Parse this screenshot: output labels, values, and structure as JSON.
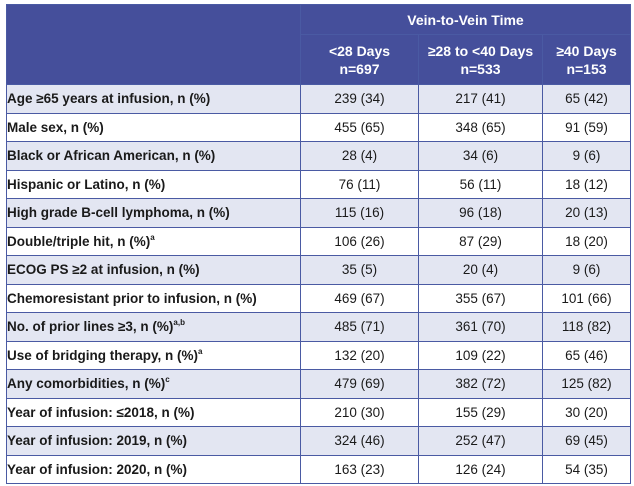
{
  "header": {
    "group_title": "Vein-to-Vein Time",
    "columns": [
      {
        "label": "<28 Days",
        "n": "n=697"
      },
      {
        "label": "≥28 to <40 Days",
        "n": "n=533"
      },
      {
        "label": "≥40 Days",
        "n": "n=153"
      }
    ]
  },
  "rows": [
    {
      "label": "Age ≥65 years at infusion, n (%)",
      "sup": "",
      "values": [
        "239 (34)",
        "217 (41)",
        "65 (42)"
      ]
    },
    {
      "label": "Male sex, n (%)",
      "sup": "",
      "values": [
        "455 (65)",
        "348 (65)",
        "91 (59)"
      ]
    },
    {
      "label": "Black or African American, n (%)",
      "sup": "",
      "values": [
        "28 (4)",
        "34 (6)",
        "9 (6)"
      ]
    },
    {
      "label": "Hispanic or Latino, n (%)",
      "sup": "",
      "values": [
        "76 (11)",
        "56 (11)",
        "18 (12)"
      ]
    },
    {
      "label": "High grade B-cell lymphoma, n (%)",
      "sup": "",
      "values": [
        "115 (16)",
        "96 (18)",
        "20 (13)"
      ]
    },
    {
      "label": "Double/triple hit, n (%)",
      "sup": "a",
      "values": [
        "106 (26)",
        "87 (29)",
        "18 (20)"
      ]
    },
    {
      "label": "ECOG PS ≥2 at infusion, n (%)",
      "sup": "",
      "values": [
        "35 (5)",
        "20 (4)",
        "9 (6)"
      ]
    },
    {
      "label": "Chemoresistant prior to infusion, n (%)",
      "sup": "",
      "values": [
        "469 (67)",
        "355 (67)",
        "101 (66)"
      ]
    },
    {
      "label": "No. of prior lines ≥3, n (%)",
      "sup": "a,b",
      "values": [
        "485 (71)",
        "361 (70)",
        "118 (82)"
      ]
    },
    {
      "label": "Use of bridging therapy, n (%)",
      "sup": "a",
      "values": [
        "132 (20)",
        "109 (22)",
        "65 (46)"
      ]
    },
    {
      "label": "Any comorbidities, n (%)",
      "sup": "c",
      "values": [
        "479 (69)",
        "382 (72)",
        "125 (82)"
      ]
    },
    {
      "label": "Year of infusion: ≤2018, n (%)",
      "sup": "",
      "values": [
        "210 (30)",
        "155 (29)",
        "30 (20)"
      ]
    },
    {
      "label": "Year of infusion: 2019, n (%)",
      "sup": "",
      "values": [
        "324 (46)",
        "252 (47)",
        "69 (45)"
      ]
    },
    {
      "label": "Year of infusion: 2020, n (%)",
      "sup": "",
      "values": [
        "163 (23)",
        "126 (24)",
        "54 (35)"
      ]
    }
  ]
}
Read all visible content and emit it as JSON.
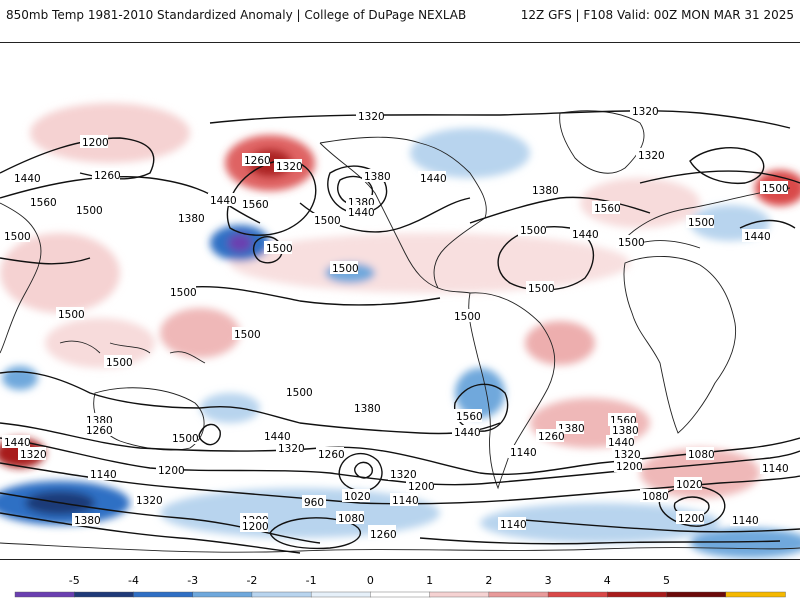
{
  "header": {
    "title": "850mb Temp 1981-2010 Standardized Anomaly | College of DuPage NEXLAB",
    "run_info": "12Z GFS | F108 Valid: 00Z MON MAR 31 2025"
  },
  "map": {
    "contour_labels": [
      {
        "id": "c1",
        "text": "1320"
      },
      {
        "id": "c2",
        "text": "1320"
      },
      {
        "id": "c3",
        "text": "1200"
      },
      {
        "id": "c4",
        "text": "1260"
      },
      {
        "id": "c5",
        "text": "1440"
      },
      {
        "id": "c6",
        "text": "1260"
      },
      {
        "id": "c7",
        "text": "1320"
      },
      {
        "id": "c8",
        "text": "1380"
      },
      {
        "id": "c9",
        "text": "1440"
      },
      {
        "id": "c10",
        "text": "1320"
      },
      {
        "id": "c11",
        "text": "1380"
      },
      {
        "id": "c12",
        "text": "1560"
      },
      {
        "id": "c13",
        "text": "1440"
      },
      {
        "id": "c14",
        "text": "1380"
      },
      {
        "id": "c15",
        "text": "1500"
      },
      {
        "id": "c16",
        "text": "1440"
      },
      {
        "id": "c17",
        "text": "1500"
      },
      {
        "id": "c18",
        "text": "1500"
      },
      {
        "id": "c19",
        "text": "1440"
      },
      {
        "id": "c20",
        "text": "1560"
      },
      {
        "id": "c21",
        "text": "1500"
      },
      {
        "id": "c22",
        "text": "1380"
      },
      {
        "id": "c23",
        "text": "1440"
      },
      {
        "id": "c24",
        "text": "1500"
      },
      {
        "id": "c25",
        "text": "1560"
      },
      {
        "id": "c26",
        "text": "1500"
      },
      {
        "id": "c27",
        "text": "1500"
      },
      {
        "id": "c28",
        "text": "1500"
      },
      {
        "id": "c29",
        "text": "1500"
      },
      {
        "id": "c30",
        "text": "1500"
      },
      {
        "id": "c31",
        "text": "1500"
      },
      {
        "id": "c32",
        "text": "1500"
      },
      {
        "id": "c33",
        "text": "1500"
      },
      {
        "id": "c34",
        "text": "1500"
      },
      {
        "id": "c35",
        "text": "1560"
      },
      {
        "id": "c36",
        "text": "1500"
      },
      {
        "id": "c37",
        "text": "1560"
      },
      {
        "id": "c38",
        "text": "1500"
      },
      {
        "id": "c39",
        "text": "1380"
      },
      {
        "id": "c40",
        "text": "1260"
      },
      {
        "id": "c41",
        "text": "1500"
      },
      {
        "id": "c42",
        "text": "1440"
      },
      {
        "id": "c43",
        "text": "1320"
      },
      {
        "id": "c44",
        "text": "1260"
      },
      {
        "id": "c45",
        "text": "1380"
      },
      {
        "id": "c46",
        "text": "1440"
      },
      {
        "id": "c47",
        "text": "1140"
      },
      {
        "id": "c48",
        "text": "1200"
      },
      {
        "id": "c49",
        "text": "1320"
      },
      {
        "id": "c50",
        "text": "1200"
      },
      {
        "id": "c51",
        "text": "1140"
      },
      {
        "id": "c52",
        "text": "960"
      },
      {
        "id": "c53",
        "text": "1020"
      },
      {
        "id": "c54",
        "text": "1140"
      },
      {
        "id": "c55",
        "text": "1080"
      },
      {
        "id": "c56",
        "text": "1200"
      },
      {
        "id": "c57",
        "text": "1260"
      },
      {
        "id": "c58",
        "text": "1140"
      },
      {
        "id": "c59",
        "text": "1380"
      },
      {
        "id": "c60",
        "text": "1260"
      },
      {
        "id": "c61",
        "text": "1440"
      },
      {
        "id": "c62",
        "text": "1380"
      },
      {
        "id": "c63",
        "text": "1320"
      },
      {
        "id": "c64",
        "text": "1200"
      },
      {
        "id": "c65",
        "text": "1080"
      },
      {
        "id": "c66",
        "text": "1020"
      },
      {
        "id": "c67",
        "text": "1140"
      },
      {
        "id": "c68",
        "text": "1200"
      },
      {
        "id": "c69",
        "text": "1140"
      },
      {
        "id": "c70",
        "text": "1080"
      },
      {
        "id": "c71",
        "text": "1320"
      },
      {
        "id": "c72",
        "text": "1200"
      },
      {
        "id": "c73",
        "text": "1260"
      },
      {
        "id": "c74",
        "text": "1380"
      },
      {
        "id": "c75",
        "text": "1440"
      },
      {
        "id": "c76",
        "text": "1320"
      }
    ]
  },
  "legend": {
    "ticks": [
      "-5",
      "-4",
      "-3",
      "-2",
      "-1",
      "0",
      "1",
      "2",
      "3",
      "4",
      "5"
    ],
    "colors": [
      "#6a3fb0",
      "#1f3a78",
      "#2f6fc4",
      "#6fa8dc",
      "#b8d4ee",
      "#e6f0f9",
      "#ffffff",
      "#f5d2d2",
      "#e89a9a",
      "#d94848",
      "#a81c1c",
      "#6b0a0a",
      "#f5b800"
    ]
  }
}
______________________________
JOB:
Check every line of the listing for the string "JSON" and report how many lines have it, as a number alone.

RESULT FOR THIS EXERCISE:
2